• [STATED PROBLEM] Extend the mailing-list thread on the Release 3.12 Glusto run status, starting right after its final line.

[Gluster-devel] Release 3.12: Glusto run status

Wed Aug 30 00:33:22 UTC 2017

On Wed, 30 Aug 2017 at 00:23, Shwetha Panduranga <spandura at redhat.com>
wrote:

> Hi Shyam, we are already doing it. we wait for rebalance status to be
> complete. We loop. we keep checking if the status is complete for '20'
> minutes or so.
>

Are you saying in this test rebalance status was executed multiple times
till it succeed? If yes then the test shouldn't have failed. Can I get to
access the complete set of logs?

> -Shwetha
>
> On Tue, Aug 29, 2017 at 7:04 PM, Shyam Ranganathan <srangana at redhat.com>
> wrote:
>
>> On 08/29/2017 09:31 AM, Atin Mukherjee wrote:
>>
>>>
>>>
>>> On Tue, Aug 29, 2017 at 4:13 AM, Shyam Ranganathan <srangana at redhat.com
>>> <mailto:srangana at redhat.com>> wrote:
>>>
>>>     Nigel, Shwetha,
>>>
>>>     The latest Glusto run [a] that was started by Nigel, post fixing the
>>>     prior timeout issue, failed (much later though) again.

• [DATA EXCERPTS]
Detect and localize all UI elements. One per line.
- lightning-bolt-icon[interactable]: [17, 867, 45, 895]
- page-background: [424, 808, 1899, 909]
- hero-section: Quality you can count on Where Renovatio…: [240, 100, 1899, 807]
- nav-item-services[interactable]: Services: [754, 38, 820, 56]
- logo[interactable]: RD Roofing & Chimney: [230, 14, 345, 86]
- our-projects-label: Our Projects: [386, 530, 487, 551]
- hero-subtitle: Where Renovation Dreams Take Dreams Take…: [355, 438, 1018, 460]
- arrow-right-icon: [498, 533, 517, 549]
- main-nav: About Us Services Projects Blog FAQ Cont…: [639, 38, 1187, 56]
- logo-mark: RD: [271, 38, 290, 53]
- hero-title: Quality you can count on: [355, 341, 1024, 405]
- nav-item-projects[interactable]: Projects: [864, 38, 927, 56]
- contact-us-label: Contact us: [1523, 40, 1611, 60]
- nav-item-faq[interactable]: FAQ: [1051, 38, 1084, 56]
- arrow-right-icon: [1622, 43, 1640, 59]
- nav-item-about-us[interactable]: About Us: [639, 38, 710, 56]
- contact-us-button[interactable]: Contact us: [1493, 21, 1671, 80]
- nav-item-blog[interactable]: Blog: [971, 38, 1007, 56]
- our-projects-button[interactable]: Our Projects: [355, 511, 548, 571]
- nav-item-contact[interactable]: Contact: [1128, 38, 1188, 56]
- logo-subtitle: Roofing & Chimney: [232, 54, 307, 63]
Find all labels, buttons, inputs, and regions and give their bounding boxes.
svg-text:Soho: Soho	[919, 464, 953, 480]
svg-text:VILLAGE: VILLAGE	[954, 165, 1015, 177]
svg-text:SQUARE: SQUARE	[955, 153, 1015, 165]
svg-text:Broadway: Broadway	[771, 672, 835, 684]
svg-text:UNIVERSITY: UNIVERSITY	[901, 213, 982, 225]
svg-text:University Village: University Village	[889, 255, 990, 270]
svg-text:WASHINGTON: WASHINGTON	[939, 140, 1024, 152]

• [FINAL RESULT]
>>>
>>>     I took a look at the logs and my analysis is here [b]
>>>
>>>     @atin, @kaushal, @ppai can you take a look and see if the analysis
>>>     is correct?
>>>
>>>
>>> I took a look at the logs and here is my theory:
>>>
>>> glusterd starts the rebalance daemon through runner framework with
>>> nowait mode which essentially means that even though glusterd reports back
>>> a success back to CLI for rebalance start, one of the node might take some
>>> more additional time to start the rebalance process and establish rpc
>>> connection. In this case we hit a race where while one of the node was
>>> still trying to start the rebalance process a rebalance status command was
>>> triggered which eventually failed on the node as rpc connection wasn't
>>> successful and originator glusterd's commit op failed with  ""Received
>>> commit RJT from uuid: 6f9524e6-9f9e-44aa-b2f4-393404adfd9d" failure.
>>> Technically to avoid all these spurious time out issues we try to check the
>>> status in a loop till a certain timeout. Isn't that the case in glusto? If
>>> my analysis is correct, you shouldn't be seeing this failure on the 2nd
>>> attempt as its a race.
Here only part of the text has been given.